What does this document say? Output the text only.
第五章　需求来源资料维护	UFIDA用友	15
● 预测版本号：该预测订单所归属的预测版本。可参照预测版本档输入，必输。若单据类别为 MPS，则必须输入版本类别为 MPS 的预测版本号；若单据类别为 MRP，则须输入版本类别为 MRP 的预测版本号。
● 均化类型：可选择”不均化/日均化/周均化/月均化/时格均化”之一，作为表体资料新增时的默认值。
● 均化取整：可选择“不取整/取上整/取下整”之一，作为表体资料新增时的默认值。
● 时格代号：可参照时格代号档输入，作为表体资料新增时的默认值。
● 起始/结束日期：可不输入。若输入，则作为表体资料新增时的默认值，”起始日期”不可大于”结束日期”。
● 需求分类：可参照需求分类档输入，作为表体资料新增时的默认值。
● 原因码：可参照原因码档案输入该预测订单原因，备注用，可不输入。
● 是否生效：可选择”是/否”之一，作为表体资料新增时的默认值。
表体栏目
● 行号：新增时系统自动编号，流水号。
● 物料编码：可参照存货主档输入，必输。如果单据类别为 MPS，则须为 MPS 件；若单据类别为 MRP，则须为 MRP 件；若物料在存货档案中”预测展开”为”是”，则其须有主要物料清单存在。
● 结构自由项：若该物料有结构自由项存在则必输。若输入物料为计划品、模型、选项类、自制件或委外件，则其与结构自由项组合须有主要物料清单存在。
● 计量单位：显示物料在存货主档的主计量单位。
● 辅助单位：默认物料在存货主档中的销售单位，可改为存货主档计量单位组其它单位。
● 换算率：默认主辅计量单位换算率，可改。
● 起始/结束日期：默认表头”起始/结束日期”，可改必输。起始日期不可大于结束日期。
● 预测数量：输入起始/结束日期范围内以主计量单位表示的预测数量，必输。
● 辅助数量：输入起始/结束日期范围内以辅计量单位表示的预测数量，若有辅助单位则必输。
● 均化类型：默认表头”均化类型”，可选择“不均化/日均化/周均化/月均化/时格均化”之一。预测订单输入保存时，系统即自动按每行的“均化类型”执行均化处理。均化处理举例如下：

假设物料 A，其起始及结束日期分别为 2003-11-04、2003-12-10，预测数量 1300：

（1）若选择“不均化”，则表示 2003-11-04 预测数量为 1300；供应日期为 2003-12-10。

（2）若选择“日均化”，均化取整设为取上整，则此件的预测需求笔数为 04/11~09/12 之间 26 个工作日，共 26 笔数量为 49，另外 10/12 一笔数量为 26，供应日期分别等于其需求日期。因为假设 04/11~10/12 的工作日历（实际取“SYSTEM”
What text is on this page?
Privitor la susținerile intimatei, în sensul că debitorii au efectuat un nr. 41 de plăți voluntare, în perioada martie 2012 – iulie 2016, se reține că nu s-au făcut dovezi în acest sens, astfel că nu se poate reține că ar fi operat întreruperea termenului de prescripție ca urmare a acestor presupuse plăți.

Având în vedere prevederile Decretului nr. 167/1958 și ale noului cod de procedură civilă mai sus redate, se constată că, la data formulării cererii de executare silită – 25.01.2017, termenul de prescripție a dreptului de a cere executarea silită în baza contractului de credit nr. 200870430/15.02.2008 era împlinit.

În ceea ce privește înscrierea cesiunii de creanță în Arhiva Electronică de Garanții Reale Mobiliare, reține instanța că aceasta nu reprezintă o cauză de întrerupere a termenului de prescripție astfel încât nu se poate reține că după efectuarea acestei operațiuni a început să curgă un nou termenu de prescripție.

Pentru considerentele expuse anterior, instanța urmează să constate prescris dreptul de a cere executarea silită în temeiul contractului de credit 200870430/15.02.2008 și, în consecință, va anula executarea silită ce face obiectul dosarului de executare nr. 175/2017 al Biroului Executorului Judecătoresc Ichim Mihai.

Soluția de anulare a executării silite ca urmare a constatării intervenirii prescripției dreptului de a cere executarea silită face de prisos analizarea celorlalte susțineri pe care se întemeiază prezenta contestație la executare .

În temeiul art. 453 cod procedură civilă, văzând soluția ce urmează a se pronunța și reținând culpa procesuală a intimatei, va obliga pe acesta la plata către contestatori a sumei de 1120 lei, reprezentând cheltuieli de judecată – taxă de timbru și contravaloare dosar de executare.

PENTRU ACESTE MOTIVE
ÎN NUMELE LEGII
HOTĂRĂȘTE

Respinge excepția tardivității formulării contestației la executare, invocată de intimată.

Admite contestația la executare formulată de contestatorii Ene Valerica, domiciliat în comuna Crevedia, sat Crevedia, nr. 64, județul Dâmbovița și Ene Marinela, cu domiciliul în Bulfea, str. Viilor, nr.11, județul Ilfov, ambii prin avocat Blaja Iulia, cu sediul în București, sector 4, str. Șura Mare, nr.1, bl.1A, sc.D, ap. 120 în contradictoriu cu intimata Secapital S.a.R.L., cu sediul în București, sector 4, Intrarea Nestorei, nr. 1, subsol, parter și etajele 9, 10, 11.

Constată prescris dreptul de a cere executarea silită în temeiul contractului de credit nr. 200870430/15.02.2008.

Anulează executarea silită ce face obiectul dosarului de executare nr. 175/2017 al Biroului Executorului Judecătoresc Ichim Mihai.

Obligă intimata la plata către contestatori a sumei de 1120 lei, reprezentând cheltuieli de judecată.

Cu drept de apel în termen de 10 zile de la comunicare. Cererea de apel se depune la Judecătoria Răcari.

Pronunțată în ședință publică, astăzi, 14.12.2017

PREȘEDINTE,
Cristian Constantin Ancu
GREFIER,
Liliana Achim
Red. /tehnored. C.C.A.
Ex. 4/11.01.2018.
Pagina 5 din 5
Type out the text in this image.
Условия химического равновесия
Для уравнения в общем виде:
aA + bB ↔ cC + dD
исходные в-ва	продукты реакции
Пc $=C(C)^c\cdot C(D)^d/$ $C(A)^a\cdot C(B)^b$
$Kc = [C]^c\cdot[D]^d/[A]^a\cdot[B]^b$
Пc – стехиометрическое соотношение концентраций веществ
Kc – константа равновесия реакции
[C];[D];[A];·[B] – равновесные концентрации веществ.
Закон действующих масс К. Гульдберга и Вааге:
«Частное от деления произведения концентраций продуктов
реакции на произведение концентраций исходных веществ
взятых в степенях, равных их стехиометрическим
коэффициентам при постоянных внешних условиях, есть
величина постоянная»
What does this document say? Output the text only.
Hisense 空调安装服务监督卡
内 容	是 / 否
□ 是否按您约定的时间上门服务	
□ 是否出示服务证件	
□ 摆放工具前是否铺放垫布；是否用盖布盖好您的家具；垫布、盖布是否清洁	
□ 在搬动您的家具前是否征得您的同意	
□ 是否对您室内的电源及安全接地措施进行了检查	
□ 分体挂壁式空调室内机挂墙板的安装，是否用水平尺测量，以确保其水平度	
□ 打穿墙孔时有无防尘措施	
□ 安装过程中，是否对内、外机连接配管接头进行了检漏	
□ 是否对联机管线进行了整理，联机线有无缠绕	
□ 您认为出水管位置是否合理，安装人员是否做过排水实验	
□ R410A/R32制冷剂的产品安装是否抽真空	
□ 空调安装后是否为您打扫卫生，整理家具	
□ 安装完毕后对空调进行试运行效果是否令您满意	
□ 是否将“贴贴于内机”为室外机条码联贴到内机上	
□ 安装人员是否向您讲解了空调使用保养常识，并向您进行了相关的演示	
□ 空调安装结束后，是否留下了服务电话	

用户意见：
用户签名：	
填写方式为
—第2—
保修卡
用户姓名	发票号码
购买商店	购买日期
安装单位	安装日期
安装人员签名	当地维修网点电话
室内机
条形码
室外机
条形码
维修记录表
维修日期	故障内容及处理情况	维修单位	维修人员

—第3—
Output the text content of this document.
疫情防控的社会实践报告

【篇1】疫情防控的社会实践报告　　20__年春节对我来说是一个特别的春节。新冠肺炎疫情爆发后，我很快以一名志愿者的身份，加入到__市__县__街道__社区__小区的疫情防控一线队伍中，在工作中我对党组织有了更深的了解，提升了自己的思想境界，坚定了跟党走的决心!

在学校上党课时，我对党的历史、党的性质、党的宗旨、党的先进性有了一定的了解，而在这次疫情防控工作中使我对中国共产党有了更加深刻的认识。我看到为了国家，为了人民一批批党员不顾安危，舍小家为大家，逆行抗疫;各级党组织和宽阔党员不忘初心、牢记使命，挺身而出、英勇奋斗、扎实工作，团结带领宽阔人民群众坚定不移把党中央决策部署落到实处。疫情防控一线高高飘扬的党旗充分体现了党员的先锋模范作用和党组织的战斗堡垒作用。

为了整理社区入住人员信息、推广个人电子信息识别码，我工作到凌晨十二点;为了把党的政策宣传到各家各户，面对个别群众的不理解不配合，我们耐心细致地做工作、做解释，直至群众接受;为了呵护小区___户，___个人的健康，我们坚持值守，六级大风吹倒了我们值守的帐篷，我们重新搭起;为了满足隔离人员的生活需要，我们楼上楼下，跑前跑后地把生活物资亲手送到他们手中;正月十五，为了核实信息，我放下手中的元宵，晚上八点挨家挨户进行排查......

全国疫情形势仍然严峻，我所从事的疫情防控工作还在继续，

------------------------------------------------------------------------

DIRECTIVE.
Copy out each line of the records where the string "reține" appears.

WRITTEN SOLUTION.
Privitor la susținerile intimatei, în sensul că debitorii au efectuat un nr. 41 de plăți voluntare, în perioada martie 2012 – iulie 2016, se reține că nu s-au făcut dovezi în acest sens, astfel că nu se poate reține că ar fi operat întreruperea termenului de prescripție ca urmare a acestor presupuse plăți.
În ceea ce privește înscrierea cesiunii de creanță în Arhiva Electronică de Garanții Reale Mobiliare, reține instanța că aceasta nu reprezintă o cauză de întrerupere a termenului de prescripție astfel încât nu se poate reține că după efectuarea acestei operațiuni a început să curgă un nou termenu de prescripție.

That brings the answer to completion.